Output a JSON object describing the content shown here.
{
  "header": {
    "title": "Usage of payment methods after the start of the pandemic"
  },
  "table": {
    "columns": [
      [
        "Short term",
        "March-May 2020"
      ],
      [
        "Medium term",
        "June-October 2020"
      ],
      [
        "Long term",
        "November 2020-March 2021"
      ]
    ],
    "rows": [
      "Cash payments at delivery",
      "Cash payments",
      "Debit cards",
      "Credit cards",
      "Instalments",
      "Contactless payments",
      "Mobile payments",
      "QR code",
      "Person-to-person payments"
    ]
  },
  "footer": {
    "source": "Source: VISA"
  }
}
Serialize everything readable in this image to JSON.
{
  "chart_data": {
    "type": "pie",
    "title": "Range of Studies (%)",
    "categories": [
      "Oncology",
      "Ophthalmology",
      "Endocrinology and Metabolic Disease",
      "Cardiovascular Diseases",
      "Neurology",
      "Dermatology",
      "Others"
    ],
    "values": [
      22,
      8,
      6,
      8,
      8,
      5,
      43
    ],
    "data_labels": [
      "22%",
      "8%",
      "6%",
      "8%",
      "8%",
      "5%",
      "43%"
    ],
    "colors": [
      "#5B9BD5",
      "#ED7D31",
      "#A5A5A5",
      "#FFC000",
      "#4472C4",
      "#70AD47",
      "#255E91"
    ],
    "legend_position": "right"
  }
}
..........
◆ Goal
Reproduce each line holding the word "JSON".

◆ Exercise solution
Output a JSON object describing the content shown here.
Serialize everything readable in this image to JSON.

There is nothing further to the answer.